**What is needed**
Search the listing below for "https". Copy each matching line.

**Exercise materials**
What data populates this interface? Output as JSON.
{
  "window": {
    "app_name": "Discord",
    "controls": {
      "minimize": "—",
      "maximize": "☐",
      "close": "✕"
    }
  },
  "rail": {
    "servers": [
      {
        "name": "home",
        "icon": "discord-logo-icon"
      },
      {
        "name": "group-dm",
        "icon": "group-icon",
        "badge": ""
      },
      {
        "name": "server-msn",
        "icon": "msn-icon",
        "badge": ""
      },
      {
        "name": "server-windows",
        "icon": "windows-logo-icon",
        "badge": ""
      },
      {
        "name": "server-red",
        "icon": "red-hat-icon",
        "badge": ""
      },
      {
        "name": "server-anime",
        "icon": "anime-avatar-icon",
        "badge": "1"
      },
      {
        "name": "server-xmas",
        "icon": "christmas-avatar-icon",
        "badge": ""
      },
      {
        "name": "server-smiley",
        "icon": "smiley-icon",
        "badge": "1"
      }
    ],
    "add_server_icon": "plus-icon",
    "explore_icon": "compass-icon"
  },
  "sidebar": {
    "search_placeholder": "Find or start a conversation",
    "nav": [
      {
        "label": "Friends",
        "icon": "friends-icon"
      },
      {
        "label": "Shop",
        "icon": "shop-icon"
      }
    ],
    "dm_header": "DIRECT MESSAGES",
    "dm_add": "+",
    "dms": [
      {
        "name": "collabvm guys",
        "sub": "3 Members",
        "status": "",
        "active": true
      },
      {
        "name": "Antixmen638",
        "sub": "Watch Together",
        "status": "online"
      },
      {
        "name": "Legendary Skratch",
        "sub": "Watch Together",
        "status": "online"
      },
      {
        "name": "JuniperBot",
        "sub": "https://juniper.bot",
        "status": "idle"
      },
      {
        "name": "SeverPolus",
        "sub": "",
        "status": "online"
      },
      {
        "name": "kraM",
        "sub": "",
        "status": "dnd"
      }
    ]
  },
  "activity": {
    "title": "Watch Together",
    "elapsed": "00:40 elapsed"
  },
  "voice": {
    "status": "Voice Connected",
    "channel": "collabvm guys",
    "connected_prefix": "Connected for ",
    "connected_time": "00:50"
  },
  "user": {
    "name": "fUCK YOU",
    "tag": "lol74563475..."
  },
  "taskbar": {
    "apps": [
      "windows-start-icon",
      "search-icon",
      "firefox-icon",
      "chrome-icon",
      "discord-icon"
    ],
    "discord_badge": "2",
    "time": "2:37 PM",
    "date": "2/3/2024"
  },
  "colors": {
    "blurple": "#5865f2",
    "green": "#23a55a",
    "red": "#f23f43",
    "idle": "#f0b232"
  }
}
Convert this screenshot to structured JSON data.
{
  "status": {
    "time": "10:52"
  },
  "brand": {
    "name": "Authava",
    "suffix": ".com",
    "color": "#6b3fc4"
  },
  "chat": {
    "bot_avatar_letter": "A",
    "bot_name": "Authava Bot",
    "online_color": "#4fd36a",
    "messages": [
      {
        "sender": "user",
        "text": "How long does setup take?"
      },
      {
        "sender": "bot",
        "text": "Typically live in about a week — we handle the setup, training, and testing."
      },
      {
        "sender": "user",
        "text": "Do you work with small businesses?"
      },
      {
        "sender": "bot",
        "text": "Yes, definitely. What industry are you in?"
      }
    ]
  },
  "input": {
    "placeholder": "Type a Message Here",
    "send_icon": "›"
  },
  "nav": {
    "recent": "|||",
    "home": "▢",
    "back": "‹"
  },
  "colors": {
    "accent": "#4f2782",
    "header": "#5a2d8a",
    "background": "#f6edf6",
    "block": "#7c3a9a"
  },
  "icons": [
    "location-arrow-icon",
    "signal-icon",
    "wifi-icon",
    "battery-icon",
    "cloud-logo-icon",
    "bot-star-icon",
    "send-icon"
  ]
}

...

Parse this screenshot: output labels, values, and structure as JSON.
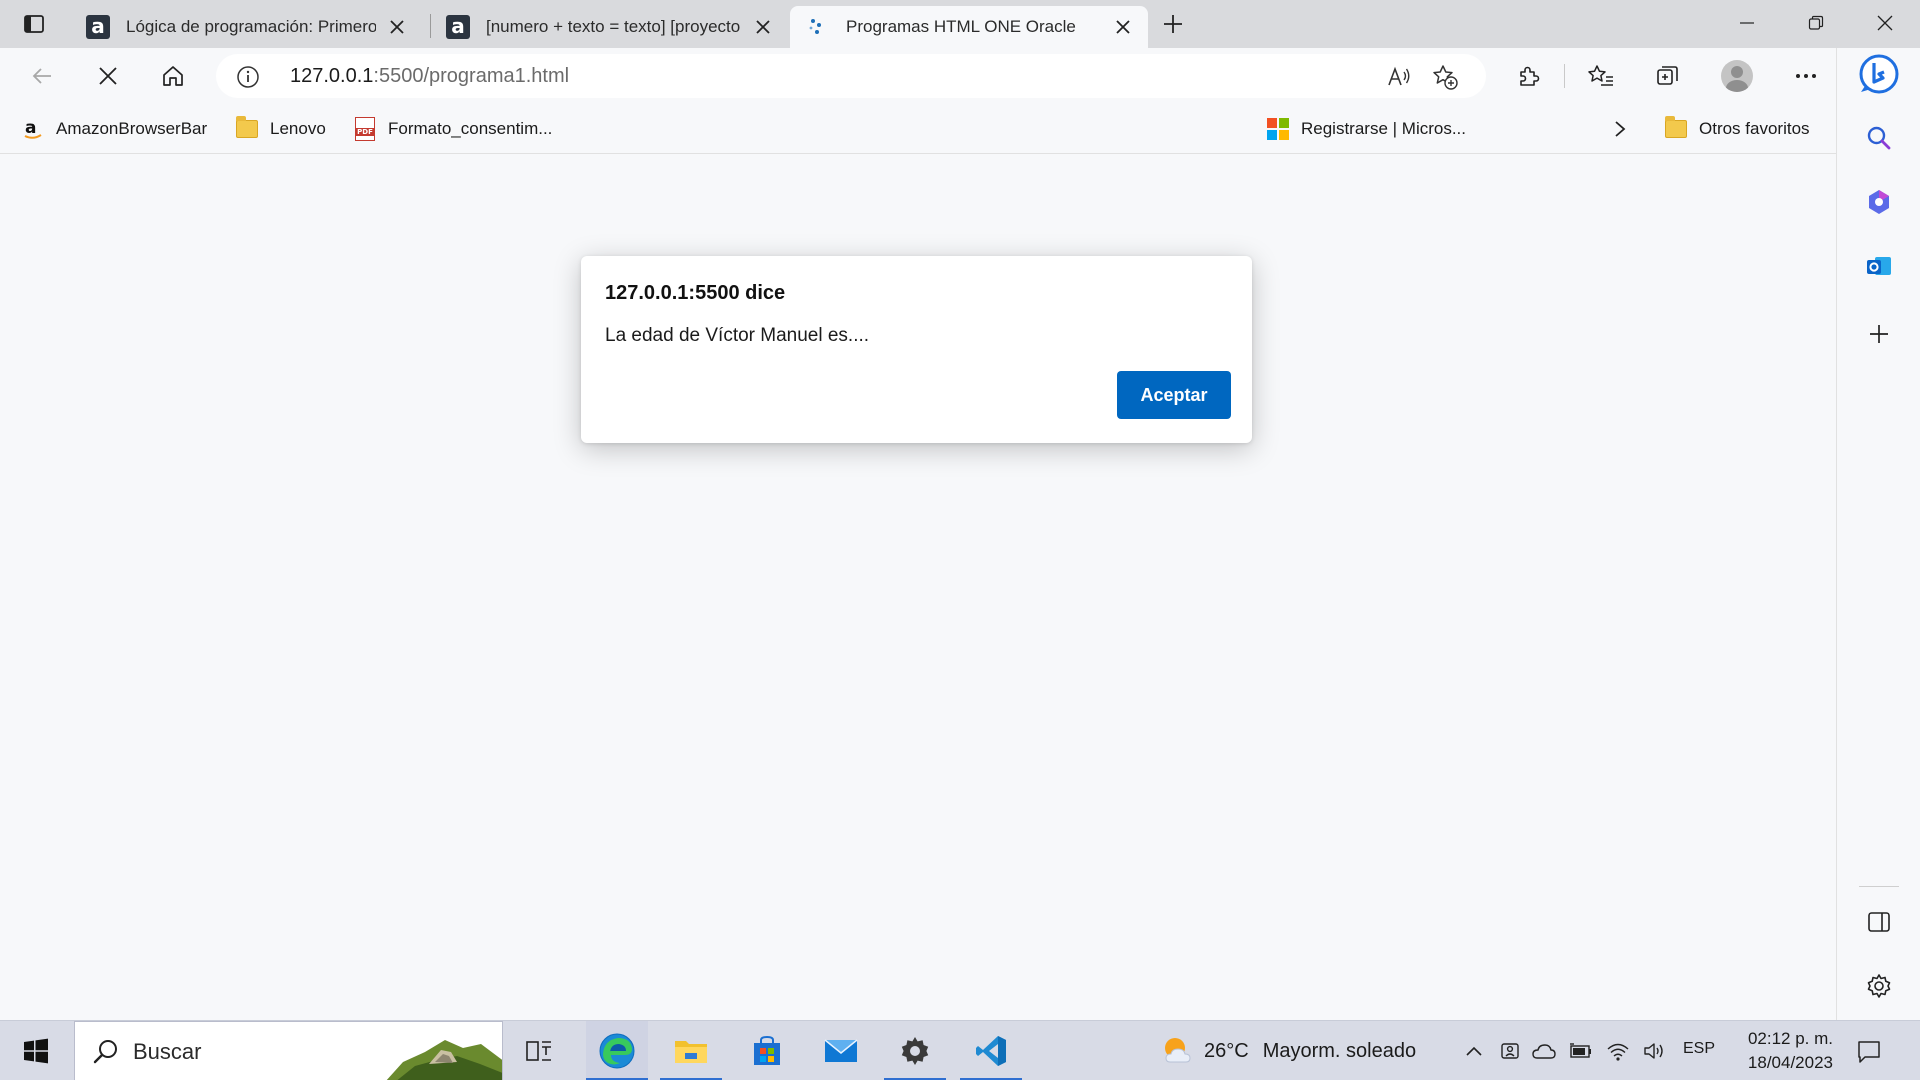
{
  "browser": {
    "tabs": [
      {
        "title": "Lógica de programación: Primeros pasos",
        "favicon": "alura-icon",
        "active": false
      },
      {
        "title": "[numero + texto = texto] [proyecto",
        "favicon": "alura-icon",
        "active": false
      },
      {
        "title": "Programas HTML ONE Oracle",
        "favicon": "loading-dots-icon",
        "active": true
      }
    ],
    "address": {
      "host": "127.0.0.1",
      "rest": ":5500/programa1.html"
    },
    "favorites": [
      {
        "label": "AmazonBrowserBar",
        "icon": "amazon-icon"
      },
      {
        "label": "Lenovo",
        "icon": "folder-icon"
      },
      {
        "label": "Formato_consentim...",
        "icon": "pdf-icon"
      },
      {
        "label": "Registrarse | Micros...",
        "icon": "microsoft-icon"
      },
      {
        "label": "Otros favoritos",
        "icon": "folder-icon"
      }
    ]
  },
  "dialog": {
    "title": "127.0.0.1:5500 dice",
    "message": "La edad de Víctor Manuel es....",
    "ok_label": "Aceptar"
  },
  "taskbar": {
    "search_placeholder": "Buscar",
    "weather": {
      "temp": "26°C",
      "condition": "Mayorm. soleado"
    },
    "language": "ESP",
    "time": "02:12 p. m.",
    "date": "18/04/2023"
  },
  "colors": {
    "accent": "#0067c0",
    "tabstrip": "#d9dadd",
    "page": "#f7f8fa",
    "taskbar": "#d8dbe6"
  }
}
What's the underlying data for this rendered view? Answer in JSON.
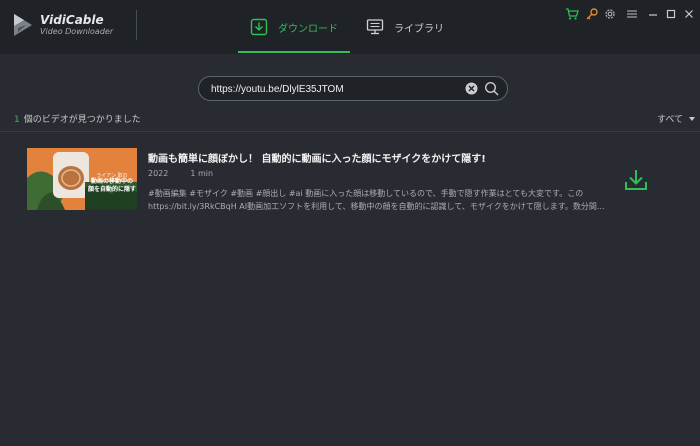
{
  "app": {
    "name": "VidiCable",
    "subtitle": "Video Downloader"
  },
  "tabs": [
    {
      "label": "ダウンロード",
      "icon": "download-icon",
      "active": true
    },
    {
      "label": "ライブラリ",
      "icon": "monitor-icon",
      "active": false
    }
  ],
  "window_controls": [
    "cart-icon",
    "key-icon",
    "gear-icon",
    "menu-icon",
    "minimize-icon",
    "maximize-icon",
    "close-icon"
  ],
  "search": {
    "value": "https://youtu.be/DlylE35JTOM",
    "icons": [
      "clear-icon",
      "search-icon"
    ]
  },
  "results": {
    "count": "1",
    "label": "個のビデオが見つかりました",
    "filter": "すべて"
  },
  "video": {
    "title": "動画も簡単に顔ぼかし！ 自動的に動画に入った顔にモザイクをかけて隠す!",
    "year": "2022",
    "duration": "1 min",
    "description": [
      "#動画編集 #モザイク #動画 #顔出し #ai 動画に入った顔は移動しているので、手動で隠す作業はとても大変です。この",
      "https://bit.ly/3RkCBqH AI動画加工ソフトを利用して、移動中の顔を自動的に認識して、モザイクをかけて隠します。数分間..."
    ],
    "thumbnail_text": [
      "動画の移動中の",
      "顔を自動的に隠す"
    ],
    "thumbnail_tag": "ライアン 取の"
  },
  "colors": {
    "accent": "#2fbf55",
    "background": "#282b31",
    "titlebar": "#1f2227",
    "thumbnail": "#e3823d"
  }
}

---

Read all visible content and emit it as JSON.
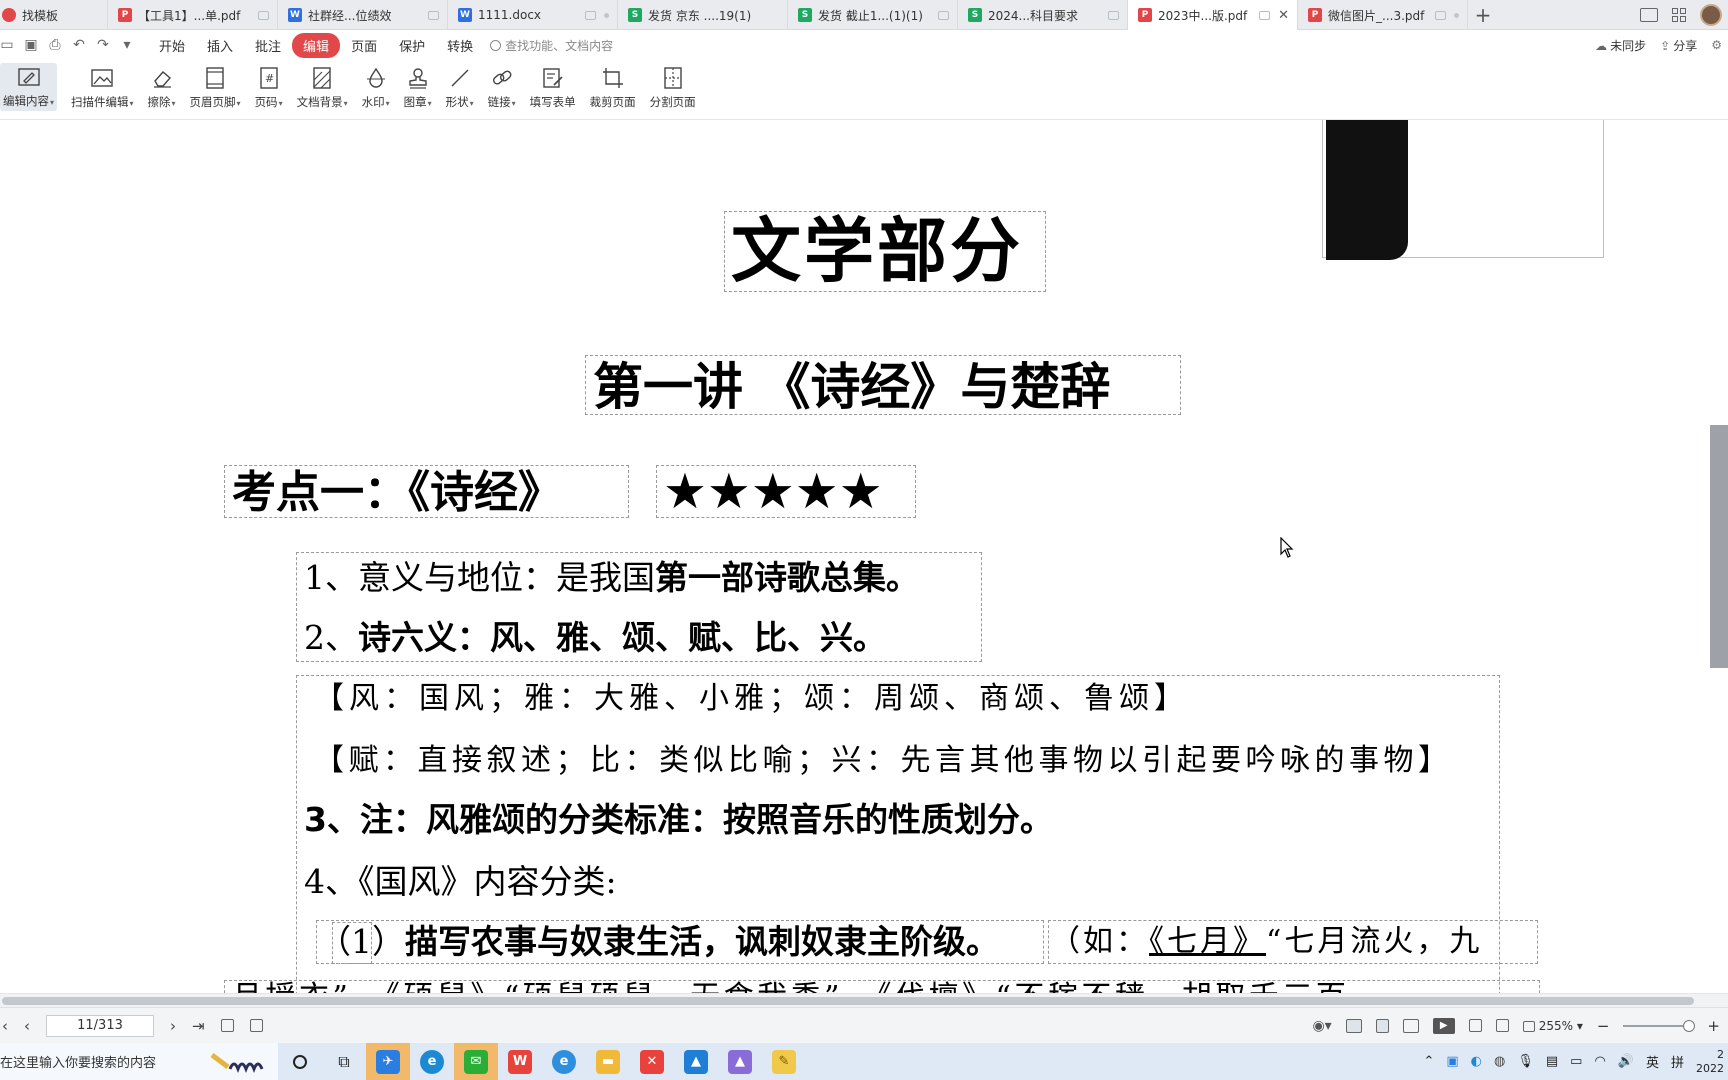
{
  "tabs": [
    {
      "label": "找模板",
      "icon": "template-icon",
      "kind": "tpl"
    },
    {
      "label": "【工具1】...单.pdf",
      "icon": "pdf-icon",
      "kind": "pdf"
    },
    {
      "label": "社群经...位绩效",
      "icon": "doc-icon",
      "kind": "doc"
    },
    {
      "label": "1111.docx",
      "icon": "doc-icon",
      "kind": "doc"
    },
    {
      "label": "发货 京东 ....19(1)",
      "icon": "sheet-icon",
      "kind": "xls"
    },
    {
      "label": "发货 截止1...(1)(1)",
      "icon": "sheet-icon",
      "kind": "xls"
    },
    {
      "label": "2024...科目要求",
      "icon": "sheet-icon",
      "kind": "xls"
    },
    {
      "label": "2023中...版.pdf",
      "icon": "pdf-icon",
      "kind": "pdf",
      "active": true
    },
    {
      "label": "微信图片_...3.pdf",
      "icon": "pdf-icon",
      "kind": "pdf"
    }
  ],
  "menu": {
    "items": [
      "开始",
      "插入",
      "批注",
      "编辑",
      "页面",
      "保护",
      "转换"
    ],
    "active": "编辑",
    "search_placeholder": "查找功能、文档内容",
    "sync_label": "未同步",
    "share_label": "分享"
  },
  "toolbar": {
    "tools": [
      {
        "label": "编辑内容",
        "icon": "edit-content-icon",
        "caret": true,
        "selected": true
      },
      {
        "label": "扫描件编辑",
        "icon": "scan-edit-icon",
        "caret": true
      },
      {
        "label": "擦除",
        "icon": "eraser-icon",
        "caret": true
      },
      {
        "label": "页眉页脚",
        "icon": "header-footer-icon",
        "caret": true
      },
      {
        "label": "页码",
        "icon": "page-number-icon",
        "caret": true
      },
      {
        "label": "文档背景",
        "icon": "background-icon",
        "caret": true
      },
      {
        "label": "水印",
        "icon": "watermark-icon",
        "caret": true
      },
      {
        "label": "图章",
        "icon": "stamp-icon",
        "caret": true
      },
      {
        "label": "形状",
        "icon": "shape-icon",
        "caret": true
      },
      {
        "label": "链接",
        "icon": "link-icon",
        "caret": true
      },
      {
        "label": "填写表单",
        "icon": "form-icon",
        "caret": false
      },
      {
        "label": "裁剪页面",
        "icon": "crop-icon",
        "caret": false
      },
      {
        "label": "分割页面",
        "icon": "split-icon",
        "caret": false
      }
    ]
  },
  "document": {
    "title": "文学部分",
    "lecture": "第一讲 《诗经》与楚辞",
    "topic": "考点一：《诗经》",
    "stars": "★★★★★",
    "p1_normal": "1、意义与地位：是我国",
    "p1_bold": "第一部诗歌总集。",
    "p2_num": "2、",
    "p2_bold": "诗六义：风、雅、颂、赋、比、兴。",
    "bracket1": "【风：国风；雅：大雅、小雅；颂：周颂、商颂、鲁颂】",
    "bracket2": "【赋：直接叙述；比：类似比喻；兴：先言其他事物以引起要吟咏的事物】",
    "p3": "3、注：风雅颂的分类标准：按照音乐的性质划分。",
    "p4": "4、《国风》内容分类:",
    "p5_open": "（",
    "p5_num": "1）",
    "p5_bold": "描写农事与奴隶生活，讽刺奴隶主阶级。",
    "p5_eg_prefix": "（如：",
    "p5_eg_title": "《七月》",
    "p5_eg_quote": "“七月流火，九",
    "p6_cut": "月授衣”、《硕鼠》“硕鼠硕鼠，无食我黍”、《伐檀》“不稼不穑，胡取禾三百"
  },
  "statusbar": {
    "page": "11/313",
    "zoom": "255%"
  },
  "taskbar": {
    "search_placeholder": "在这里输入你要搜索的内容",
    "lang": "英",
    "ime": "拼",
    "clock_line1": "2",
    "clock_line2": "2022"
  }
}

**Response**
        "sub": "https://juniper.bot",
    "value": "https://youtu.be/DlylE35JTOM",
      "https://bit.ly/3RkCBqH AI動画加工ソフトを利用して、移動中の顔を自動的に認識して、モザイクをかけて隠します。数分間..."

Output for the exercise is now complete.